## RECORDS
------

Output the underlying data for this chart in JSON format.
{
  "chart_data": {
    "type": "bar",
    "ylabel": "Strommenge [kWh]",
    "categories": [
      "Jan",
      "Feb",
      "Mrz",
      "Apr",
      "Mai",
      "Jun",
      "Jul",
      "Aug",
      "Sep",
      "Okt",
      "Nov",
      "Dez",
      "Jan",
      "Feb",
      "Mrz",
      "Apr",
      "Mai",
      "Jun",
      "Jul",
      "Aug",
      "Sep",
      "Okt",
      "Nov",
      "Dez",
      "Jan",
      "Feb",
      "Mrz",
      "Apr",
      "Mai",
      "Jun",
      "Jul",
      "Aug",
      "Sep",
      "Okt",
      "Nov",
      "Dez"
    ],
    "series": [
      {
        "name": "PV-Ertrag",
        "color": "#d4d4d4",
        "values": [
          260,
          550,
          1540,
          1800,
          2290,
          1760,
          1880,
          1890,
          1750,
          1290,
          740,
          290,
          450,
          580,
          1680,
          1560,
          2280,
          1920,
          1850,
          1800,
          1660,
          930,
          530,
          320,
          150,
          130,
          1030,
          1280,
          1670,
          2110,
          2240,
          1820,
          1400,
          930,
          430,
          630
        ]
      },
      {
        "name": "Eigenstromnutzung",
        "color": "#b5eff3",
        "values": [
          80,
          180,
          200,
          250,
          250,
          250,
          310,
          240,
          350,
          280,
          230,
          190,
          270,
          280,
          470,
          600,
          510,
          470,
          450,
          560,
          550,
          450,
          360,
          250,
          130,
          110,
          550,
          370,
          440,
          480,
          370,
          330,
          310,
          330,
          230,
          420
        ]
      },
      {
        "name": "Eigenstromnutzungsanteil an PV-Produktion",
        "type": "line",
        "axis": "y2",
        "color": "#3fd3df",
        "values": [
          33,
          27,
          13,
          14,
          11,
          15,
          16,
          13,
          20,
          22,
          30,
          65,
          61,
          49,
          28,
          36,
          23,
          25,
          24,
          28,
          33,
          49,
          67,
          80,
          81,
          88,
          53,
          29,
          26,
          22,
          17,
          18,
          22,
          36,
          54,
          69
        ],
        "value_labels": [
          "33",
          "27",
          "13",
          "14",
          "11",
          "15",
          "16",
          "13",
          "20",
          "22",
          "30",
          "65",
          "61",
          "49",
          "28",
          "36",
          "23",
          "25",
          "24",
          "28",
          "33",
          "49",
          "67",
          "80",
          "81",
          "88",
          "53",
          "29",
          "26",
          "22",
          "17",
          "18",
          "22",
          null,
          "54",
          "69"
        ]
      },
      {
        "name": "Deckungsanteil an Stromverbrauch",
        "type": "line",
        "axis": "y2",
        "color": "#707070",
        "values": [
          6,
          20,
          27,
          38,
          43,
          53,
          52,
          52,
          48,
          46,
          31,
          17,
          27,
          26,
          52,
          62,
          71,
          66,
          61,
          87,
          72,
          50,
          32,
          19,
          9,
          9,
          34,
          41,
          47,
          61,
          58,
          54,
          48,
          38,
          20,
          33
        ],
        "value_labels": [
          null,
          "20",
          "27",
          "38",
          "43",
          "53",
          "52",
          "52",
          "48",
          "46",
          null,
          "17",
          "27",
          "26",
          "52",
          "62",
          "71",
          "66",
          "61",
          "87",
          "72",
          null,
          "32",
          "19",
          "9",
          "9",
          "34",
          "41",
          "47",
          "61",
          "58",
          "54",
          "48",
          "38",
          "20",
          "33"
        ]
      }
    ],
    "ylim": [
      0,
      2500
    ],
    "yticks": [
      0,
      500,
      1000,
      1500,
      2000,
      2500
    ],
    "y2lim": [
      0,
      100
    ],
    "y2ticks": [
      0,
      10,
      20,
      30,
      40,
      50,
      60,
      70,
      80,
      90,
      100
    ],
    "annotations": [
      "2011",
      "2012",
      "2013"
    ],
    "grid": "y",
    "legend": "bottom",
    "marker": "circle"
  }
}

------

## GOAL
Go through the material and select each line with the string "color" in it.

## THE ANSWER
        "color": "#d4d4d4",
        "color": "#b5eff3",
        "color": "#3fd3df",
        "color": "#707070",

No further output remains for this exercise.